■ Aim of the task
Without the pictures, print each of the records below exactly as it appears.

---------- Records to process ----------

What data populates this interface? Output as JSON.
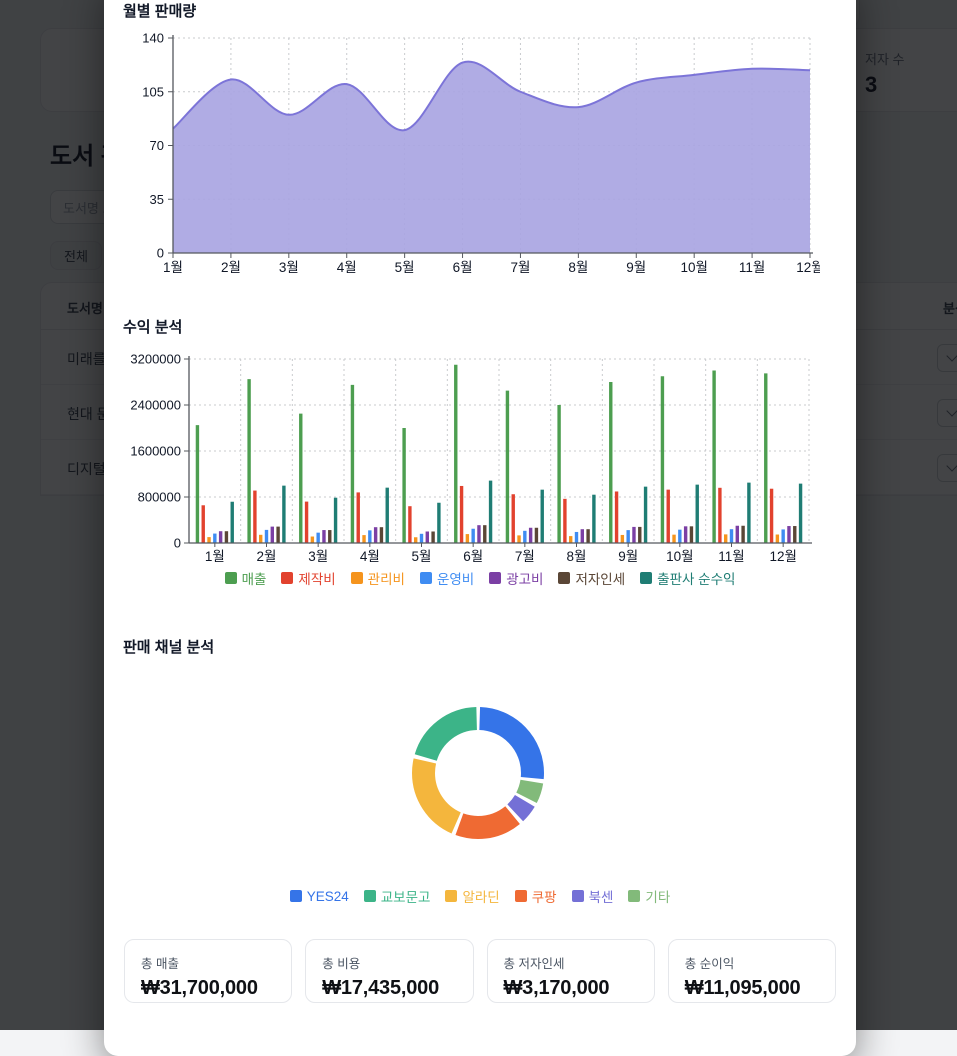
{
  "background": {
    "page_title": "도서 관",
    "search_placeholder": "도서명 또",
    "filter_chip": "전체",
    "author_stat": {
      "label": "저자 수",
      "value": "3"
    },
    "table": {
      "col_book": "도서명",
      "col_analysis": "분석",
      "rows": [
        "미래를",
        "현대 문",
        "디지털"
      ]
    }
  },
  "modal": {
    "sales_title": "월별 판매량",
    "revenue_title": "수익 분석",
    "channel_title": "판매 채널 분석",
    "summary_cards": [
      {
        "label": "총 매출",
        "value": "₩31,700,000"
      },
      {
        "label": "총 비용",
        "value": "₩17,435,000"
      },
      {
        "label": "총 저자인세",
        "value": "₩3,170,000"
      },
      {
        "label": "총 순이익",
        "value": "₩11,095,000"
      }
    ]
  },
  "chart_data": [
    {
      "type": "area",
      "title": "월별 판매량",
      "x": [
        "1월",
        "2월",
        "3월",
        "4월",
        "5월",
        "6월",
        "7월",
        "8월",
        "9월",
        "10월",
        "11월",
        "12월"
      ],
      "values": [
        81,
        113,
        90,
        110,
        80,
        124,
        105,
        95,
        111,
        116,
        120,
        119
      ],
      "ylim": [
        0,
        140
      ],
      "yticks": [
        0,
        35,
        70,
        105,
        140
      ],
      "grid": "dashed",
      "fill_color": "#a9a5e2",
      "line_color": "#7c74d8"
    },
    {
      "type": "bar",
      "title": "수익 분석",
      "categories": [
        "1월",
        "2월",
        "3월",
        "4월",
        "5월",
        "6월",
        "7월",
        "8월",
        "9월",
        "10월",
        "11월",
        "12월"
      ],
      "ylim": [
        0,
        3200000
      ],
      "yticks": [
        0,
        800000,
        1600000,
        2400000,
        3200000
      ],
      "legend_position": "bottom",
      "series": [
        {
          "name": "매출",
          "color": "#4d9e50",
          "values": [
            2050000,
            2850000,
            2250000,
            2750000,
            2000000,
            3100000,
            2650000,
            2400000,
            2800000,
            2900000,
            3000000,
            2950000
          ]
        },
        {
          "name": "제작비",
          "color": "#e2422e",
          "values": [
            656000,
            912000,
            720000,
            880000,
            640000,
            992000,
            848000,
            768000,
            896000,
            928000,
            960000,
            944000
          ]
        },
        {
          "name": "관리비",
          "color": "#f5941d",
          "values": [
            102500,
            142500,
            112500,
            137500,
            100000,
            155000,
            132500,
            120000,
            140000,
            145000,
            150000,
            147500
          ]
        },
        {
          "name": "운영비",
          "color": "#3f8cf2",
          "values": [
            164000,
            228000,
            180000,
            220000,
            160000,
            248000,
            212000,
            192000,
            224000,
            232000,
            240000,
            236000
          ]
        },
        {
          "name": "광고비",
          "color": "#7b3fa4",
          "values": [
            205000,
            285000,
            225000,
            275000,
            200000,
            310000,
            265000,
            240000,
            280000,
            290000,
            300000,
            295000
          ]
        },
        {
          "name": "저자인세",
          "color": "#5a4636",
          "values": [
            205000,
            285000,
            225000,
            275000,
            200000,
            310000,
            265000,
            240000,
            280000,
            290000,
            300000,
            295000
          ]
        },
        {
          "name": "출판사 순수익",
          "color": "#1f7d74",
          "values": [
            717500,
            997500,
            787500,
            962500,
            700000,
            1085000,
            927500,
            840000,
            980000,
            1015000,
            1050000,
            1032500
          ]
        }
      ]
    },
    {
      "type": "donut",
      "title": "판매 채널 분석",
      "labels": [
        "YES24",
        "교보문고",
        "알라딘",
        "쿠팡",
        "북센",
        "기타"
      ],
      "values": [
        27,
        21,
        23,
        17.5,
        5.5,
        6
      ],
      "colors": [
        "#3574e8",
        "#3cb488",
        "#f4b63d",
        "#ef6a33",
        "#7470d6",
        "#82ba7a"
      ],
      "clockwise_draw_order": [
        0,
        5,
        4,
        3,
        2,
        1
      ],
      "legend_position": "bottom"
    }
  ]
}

----------

■ Written answer
What data populates this interface? Output as JSON.
{
  "background": {
    "page_title": "도서 관",
    "search_placeholder": "도서명 또",
    "filter_chip": "전체",
    "author_stat": {
      "label": "저자 수",
      "value": "3"
    },
    "table": {
      "col_book": "도서명",
      "col_analysis": "분석",
      "rows": [
        "미래를",
        "현대 문",
        "디지털"
      ]
    }
  },
  "modal": {
    "sales_title": "월별 판매량",
    "revenue_title": "수익 분석",
    "channel_title": "판매 채널 분석",
    "summary_cards": [
      {
        "label": "총 매출",
        "value": "₩31,700,000"
      },
      {
        "label": "총 비용",
        "value": "₩17,435,000"
      },
      {
        "label": "총 저자인세",
        "value": "₩3,170,000"
      },
      {
        "label": "총 순이익",
        "value": "₩11,095,000"
      }
    ]
  },
  "chart_data": [
    {
      "type": "area",
      "title": "월별 판매량",
      "x": [
        "1월",
        "2월",
        "3월",
        "4월",
        "5월",
        "6월",
        "7월",
        "8월",
        "9월",
        "10월",
        "11월",
        "12월"
      ],
      "values": [
        81,
        113,
        90,
        110,
        80,
        124,
        105,
        95,
        111,
        116,
        120,
        119
      ],
      "ylim": [
        0,
        140
      ],
      "yticks": [
        0,
        35,
        70,
        105,
        140
      ],
      "grid": "dashed",
      "fill_color": "#a9a5e2",
      "line_color": "#7c74d8"
    },
    {
      "type": "bar",
      "title": "수익 분석",
      "categories": [
        "1월",
        "2월",
        "3월",
        "4월",
        "5월",
        "6월",
        "7월",
        "8월",
        "9월",
        "10월",
        "11월",
        "12월"
      ],
      "ylim": [
        0,
        3200000
      ],
      "yticks": [
        0,
        800000,
        1600000,
        2400000,
        3200000
      ],
      "legend_position": "bottom",
      "series": [
        {
          "name": "매출",
          "color": "#4d9e50",
          "values": [
            2050000,
            2850000,
            2250000,
            2750000,
            2000000,
            3100000,
            2650000,
            2400000,
            2800000,
            2900000,
            3000000,
            2950000
          ]
        },
        {
          "name": "제작비",
          "color": "#e2422e",
          "values": [
            656000,
            912000,
            720000,
            880000,
            640000,
            992000,
            848000,
            768000,
            896000,
            928000,
            960000,
            944000
          ]
        },
        {
          "name": "관리비",
          "color": "#f5941d",
          "values": [
            102500,
            142500,
            112500,
            137500,
            100000,
            155000,
            132500,
            120000,
            140000,
            145000,
            150000,
            147500
          ]
        },
        {
          "name": "운영비",
          "color": "#3f8cf2",
          "values": [
            164000,
            228000,
            180000,
            220000,
            160000,
            248000,
            212000,
            192000,
            224000,
            232000,
            240000,
            236000
          ]
        },
        {
          "name": "광고비",
          "color": "#7b3fa4",
          "values": [
            205000,
            285000,
            225000,
            275000,
            200000,
            310000,
            265000,
            240000,
            280000,
            290000,
            300000,
            295000
          ]
        },
        {
          "name": "저자인세",
          "color": "#5a4636",
          "values": [
            205000,
            285000,
            225000,
            275000,
            200000,
            310000,
            265000,
            240000,
            280000,
            290000,
            300000,
            295000
          ]
        },
        {
          "name": "출판사 순수익",
          "color": "#1f7d74",
          "values": [
            717500,
            997500,
            787500,
            962500,
            700000,
            1085000,
            927500,
            840000,
            980000,
            1015000,
            1050000,
            1032500
          ]
        }
      ]
    },
    {
      "type": "donut",
      "title": "판매 채널 분석",
      "labels": [
        "YES24",
        "교보문고",
        "알라딘",
        "쿠팡",
        "북센",
        "기타"
      ],
      "values": [
        27,
        21,
        23,
        17.5,
        5.5,
        6
      ],
      "colors": [
        "#3574e8",
        "#3cb488",
        "#f4b63d",
        "#ef6a33",
        "#7470d6",
        "#82ba7a"
      ],
      "clockwise_draw_order": [
        0,
        5,
        4,
        3,
        2,
        1
      ],
      "legend_position": "bottom"
    }
  ]
}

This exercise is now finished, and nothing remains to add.